What this task involves | Print out the material that follows word for word.

Information supplied |
>>>
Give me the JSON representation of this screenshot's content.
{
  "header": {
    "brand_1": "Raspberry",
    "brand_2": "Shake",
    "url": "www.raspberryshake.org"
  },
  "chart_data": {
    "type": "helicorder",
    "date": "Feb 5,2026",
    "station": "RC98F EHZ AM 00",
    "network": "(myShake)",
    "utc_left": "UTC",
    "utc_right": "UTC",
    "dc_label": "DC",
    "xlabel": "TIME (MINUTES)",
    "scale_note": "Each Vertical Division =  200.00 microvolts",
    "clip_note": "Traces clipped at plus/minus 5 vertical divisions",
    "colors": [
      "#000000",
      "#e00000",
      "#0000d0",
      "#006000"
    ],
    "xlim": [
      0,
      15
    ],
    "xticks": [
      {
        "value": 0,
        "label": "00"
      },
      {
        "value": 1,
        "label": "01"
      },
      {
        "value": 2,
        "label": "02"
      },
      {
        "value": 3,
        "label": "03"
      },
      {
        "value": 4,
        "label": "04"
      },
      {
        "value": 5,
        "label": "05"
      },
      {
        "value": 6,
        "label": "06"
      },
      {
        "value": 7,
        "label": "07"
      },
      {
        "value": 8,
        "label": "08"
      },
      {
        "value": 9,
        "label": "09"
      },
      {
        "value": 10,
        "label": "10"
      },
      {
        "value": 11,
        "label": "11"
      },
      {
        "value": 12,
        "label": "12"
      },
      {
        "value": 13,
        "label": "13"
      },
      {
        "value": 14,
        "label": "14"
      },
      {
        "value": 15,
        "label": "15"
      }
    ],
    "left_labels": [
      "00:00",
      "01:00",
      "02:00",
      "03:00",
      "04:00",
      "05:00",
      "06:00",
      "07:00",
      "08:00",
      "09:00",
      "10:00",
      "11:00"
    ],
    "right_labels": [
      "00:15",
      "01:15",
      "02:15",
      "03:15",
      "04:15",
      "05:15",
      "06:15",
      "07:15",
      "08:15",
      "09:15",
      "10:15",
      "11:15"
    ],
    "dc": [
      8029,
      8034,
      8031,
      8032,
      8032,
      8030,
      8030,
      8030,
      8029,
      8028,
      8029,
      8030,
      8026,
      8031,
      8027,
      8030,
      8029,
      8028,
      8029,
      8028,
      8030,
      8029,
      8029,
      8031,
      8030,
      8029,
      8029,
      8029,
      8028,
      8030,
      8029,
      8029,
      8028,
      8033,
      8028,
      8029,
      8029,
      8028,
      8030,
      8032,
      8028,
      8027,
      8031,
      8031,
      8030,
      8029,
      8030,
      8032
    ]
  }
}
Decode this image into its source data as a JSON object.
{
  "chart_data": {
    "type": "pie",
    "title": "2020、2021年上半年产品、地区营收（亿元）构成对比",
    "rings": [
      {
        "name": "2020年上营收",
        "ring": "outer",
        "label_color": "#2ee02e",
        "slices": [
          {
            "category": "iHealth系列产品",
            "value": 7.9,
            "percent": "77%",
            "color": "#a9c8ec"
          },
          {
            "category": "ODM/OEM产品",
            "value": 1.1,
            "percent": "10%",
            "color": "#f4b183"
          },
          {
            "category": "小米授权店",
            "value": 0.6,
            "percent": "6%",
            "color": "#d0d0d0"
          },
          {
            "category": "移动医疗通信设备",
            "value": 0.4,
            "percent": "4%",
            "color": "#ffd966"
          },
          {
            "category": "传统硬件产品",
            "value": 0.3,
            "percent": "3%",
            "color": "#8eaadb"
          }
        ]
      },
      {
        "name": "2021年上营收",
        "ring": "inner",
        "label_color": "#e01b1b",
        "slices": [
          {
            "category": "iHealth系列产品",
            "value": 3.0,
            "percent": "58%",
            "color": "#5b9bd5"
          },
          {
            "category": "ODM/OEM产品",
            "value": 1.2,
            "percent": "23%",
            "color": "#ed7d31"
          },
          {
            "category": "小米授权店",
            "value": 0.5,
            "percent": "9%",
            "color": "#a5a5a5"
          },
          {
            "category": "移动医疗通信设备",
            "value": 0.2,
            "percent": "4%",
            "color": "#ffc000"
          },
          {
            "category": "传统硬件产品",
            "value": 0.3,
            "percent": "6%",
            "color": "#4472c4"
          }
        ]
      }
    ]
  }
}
<<<
Exercise solution |
Give me the JSON representation of this screenshot's content.
{
  "header": {
    "brand_1": "Raspberry",
    "brand_2": "Shake",
    "url": "www.raspberryshake.org"
  },
  "chart_data": {
    "type": "helicorder",
    "date": "Feb 5,2026",
    "station": "RC98F EHZ AM 00",
    "network": "(myShake)",
    "utc_left": "UTC",
    "utc_right": "UTC",
    "dc_label": "DC",
    "xlabel": "TIME (MINUTES)",
    "scale_note": "Each Vertical Division =  200.00 microvolts",
    "clip_note": "Traces clipped at plus/minus 5 vertical divisions",
    "colors": [
      "#000000",
      "#e00000",
      "#0000d0",
      "#006000"
    ],
    "xlim": [
      0,
      15
    ],
    "xticks": [
      {
        "value": 0,
        "label": "00"
      },
      {
        "value": 1,
        "label": "01"
      },
      {
        "value": 2,
        "label": "02"
      },
      {
        "value": 3,
        "label": "03"
      },
      {
        "value": 4,
        "label": "04"
      },
      {
        "value": 5,
        "label": "05"
      },
      {
        "value": 6,
        "label": "06"
      },
      {
        "value": 7,
        "label": "07"
      },
      {
        "value": 8,
        "label": "08"
      },
      {
        "value": 9,
        "label": "09"
      },
      {
        "value": 10,
        "label": "10"
      },
      {
        "value": 11,
        "label": "11"
      },
      {
        "value": 12,
        "label": "12"
      },
      {
        "value": 13,
        "label": "13"
      },
      {
        "value": 14,
        "label": "14"
      },
      {
        "value": 15,
        "label": "15"
      }
    ],
    "left_labels": [
      "00:00",
      "01:00",
      "02:00",
      "03:00",
      "04:00",
      "05:00",
      "06:00",
      "07:00",
      "08:00",
      "09:00",
      "10:00",
      "11:00"
    ],
    "right_labels": [
      "00:15",
      "01:15",
      "02:15",
      "03:15",
      "04:15",
      "05:15",
      "06:15",
      "07:15",
      "08:15",
      "09:15",
      "10:15",
      "11:15"
    ],
    "dc": [
      8029,
      8034,
      8031,
      8032,
      8032,
      8030,
      8030,
      8030,
      8029,
      8028,
      8029,
      8030,
      8026,
      8031,
      8027,
      8030,
      8029,
      8028,
      8029,
      8028,
      8030,
      8029,
      8029,
      8031,
      8030,
      8029,
      8029,
      8029,
      8028,
      8030,
      8029,
      8029,
      8028,
      8033,
      8028,
      8029,
      8029,
      8028,
      8030,
      8032,
      8028,
      8027,
      8031,
      8031,
      8030,
      8029,
      8030,
      8032
    ]
  }
}
Decode this image into its source data as a JSON object.
{
  "chart_data": {
    "type": "pie",
    "title": "2020、2021年上半年产品、地区营收（亿元）构成对比",
    "rings": [
      {
        "name": "2020年上营收",
        "ring": "outer",
        "label_color": "#2ee02e",
        "slices": [
          {
            "category": "iHealth系列产品",
            "value": 7.9,
            "percent": "77%",
            "color": "#a9c8ec"
          },
          {
            "category": "ODM/OEM产品",
            "value": 1.1,
            "percent": "10%",
            "color": "#f4b183"
          },
          {
            "category": "小米授权店",
            "value": 0.6,
            "percent": "6%",
            "color": "#d0d0d0"
          },
          {
            "category": "移动医疗通信设备",
            "value": 0.4,
            "percent": "4%",
            "color": "#ffd966"
          },
          {
            "category": "传统硬件产品",
            "value": 0.3,
            "percent": "3%",
            "color": "#8eaadb"
          }
        ]
      },
      {
        "name": "2021年上营收",
        "ring": "inner",
        "label_color": "#e01b1b",
        "slices": [
          {
            "category": "iHealth系列产品",
            "value": 3.0,
            "percent": "58%",
            "color": "#5b9bd5"
          },
          {
            "category": "ODM/OEM产品",
            "value": 1.2,
            "percent": "23%",
            "color": "#ed7d31"
          },
          {
            "category": "小米授权店",
            "value": 0.5,
            "percent": "9%",
            "color": "#a5a5a5"
          },
          {
            "category": "移动医疗通信设备",
            "value": 0.2,
            "percent": "4%",
            "color": "#ffc000"
          },
          {
            "category": "传统硬件产品",
            "value": 0.3,
            "percent": "6%",
            "color": "#4472c4"
          }
        ]
      }
    ]
  }
}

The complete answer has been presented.